● What is asked: Reproduce each line exactly.

● Input:
(begin)

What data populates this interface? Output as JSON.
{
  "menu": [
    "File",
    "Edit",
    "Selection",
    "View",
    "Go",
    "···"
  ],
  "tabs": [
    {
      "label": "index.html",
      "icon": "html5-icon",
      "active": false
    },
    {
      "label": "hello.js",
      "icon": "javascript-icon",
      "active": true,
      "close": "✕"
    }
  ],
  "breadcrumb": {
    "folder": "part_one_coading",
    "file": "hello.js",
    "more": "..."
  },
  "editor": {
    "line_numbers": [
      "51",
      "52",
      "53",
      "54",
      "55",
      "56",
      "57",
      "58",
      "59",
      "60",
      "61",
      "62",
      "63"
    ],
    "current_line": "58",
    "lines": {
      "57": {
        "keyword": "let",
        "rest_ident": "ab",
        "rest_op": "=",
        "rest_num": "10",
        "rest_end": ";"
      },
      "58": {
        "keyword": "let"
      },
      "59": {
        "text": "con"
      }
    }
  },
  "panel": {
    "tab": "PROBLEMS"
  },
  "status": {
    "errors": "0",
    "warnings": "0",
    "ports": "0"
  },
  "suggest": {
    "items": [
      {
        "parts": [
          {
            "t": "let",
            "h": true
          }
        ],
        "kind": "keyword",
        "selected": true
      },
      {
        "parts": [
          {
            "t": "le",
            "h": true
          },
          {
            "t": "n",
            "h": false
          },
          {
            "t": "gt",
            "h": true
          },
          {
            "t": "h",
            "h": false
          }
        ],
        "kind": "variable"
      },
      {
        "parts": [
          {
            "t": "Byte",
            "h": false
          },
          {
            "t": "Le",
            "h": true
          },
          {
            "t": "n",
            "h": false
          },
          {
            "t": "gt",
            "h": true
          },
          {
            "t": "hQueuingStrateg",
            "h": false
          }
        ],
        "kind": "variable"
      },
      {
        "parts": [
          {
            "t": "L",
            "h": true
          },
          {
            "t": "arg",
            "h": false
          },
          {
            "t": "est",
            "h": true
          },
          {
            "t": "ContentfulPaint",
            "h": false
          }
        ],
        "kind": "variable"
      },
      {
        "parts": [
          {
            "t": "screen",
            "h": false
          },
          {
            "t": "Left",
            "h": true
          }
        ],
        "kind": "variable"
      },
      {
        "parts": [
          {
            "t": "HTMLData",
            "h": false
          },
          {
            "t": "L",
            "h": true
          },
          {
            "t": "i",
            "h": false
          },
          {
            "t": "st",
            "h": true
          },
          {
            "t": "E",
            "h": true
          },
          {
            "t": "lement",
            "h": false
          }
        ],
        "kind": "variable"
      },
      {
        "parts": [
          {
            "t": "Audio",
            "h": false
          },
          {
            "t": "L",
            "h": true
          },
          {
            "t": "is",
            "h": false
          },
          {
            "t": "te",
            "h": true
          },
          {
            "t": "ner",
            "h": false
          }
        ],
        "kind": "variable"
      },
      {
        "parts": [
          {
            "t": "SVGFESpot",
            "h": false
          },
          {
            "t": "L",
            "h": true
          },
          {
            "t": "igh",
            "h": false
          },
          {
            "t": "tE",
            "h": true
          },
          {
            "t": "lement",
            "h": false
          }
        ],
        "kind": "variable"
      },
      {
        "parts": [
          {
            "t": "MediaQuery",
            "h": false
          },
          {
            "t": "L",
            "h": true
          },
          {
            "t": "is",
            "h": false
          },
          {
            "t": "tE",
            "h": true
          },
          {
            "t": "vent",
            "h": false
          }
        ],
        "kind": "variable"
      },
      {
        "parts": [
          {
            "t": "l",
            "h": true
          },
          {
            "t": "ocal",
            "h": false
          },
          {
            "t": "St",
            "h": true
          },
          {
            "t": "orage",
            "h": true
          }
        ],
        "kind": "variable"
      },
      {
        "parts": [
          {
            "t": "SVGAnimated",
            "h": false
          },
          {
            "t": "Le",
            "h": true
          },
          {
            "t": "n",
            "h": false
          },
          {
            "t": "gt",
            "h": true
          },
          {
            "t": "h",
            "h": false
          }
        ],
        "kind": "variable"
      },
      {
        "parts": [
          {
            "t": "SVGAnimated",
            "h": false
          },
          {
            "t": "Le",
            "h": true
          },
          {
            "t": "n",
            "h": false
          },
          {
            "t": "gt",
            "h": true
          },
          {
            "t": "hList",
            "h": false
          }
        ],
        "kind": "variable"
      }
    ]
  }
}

(end)

● Response:
What data populates this interface? Output as JSON.
{
  "menu": [
    "File",
    "Edit",
    "Selection",
    "View",
    "Go",
    "···"
  ],
  "tabs": [
    {
      "label": "index.html",
      "icon": "html5-icon",
      "active": false
    },
    {
      "label": "hello.js",
      "icon": "javascript-icon",
      "active": true,
      "close": "✕"
    }
  ],
  "breadcrumb": {
    "folder": "part_one_coading",
    "file": "hello.js",
    "more": "..."
  },
  "editor": {
    "line_numbers": [
      "51",
      "52",
      "53",
      "54",
      "55",
      "56",
      "57",
      "58",
      "59",
      "60",
      "61",
      "62",
      "63"
    ],
    "current_line": "58",
    "lines": {
      "57": {
        "keyword": "let",
        "rest_ident": "ab",
        "rest_op": "=",
        "rest_num": "10",
        "rest_end": ";"
      },
      "58": {
        "keyword": "let"
      },
      "59": {
        "text": "con"
      }
    }
  },
  "panel": {
    "tab": "PROBLEMS"
  },
  "status": {
    "errors": "0",
    "warnings": "0",
    "ports": "0"
  },
  "suggest": {
    "items": [
      {
        "parts": [
          {
            "t": "let",
            "h": true
          }
        ],
        "kind": "keyword",
        "selected": true
      },
      {
        "parts": [
          {
            "t": "le",
            "h": true
          },
          {
            "t": "n",
            "h": false
          },
          {
            "t": "gt",
            "h": true
          },
          {
            "t": "h",
            "h": false
          }
        ],
        "kind": "variable"
      },
      {
        "parts": [
          {
            "t": "Byte",
            "h": false
          },
          {
            "t": "Le",
            "h": true
          },
          {
            "t": "n",
            "h": false
          },
          {
            "t": "gt",
            "h": true
          },
          {
            "t": "hQueuingStrateg",
            "h": false
          }
        ],
        "kind": "variable"
      },
      {
        "parts": [
          {
            "t": "L",
            "h": true
          },
          {
            "t": "arg",
            "h": false
          },
          {
            "t": "est",
            "h": true
          },
          {
            "t": "ContentfulPaint",
            "h": false
          }
        ],
        "kind": "variable"
      },
      {
        "parts": [
          {
            "t": "screen",
            "h": false
          },
          {
            "t": "Left",
            "h": true
          }
        ],
        "kind": "variable"
      },
      {
        "parts": [
          {
            "t": "HTMLData",
            "h": false
          },
          {
            "t": "L",
            "h": true
          },
          {
            "t": "i",
            "h": false
          },
          {
            "t": "st",
            "h": true
          },
          {
            "t": "E",
            "h": true
          },
          {
            "t": "lement",
            "h": false
          }
        ],
        "kind": "variable"
      },
      {
        "parts": [
          {
            "t": "Audio",
            "h": false
          },
          {
            "t": "L",
            "h": true
          },
          {
            "t": "is",
            "h": false
          },
          {
            "t": "te",
            "h": true
          },
          {
            "t": "ner",
            "h": false
          }
        ],
        "kind": "variable"
      },
      {
        "parts": [
          {
            "t": "SVGFESpot",
            "h": false
          },
          {
            "t": "L",
            "h": true
          },
          {
            "t": "igh",
            "h": false
          },
          {
            "t": "tE",
            "h": true
          },
          {
            "t": "lement",
            "h": false
          }
        ],
        "kind": "variable"
      },
      {
        "parts": [
          {
            "t": "MediaQuery",
            "h": false
          },
          {
            "t": "L",
            "h": true
          },
          {
            "t": "is",
            "h": false
          },
          {
            "t": "tE",
            "h": true
          },
          {
            "t": "vent",
            "h": false
          }
        ],
        "kind": "variable"
      },
      {
        "parts": [
          {
            "t": "l",
            "h": true
          },
          {
            "t": "ocal",
            "h": false
          },
          {
            "t": "St",
            "h": true
          },
          {
            "t": "orage",
            "h": true
          }
        ],
        "kind": "variable"
      },
      {
        "parts": [
          {
            "t": "SVGAnimated",
            "h": false
          },
          {
            "t": "Le",
            "h": true
          },
          {
            "t": "n",
            "h": false
          },
          {
            "t": "gt",
            "h": true
          },
          {
            "t": "h",
            "h": false
          }
        ],
        "kind": "variable"
      },
      {
        "parts": [
          {
            "t": "SVGAnimated",
            "h": false
          },
          {
            "t": "Le",
            "h": true
          },
          {
            "t": "n",
            "h": false
          },
          {
            "t": "gt",
            "h": true
          },
          {
            "t": "hList",
            "h": false
          }
        ],
        "kind": "variable"
      }
    ]
  }
}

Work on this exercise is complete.